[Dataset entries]
[start]

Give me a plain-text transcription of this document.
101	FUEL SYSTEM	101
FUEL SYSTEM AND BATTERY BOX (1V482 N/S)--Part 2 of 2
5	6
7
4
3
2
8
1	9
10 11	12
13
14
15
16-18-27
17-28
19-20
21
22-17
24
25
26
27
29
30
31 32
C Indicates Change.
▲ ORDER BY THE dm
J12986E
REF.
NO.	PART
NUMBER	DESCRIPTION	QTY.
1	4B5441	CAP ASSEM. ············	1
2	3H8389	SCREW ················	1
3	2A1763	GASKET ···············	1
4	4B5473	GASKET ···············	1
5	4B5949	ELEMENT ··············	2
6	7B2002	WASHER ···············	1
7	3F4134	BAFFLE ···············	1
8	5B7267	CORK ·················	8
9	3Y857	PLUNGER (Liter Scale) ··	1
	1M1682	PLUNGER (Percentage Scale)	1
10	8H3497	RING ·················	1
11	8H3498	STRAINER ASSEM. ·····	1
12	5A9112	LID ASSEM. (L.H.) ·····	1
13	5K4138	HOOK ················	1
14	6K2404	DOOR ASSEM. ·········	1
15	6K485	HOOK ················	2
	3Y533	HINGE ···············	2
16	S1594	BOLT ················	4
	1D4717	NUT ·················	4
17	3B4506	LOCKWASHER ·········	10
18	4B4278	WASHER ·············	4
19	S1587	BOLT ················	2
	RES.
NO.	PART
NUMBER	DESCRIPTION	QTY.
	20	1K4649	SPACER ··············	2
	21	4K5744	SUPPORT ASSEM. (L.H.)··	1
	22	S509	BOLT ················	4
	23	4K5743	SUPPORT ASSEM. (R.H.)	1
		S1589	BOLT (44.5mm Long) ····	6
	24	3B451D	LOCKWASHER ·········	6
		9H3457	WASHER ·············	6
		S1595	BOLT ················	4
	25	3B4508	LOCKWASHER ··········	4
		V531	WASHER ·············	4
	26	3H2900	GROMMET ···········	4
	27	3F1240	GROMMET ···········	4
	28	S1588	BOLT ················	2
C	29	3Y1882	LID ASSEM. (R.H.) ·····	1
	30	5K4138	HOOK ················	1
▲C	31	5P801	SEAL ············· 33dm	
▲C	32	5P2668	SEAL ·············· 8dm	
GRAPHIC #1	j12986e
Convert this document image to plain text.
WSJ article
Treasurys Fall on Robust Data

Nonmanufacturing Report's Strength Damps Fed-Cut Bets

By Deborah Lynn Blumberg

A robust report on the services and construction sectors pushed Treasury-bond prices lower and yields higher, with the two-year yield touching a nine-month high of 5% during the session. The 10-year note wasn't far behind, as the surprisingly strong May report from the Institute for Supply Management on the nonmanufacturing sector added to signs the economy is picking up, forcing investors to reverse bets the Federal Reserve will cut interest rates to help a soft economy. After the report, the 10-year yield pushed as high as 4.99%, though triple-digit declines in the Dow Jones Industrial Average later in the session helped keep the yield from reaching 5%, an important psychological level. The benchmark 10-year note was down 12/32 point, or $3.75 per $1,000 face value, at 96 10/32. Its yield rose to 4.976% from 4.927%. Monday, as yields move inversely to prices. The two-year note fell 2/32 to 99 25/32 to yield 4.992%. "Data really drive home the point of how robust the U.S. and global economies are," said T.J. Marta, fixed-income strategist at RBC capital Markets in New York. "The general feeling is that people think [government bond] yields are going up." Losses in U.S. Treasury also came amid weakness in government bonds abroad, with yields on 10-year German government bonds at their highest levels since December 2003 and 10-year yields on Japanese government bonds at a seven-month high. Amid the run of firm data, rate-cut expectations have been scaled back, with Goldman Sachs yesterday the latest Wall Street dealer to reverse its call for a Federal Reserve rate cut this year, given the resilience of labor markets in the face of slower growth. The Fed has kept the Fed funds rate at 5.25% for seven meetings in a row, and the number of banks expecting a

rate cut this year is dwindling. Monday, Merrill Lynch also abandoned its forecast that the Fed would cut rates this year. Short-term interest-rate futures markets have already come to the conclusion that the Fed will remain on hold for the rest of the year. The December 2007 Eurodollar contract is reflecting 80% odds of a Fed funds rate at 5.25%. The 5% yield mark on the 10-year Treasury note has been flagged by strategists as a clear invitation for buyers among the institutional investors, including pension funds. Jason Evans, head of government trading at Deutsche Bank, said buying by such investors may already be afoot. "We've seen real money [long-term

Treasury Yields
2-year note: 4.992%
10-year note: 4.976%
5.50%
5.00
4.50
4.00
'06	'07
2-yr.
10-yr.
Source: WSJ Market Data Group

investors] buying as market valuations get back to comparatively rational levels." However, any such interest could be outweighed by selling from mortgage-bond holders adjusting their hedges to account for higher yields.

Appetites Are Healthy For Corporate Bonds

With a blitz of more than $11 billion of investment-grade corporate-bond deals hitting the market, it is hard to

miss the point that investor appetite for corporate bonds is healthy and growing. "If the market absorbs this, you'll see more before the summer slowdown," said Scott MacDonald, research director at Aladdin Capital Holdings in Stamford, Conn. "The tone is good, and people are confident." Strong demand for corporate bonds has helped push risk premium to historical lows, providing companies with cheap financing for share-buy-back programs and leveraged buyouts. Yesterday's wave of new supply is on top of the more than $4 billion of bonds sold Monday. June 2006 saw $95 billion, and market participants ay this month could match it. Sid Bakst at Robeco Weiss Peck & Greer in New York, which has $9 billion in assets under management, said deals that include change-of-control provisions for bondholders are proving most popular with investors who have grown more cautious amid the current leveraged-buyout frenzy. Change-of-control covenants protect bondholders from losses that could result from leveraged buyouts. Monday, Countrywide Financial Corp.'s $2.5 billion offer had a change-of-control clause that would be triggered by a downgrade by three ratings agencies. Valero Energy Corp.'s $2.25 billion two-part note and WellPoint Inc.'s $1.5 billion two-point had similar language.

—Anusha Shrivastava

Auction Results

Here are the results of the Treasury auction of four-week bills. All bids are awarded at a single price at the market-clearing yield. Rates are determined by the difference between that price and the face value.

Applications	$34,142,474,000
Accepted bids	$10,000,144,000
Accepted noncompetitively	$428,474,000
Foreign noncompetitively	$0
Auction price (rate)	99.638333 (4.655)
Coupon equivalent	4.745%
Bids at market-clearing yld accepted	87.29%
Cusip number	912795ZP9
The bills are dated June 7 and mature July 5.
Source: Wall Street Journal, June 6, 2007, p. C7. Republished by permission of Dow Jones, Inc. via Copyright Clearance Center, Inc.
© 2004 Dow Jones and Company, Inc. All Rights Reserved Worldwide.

[end]

*WORK INSTRUCTIONS:* Go through the entries above and copy every line containing "noncompetitively".

*RESPONSE TO THIS EXERCISE:*
Accepted noncompetitively	$428,474,000
Foreign noncompetitively	$0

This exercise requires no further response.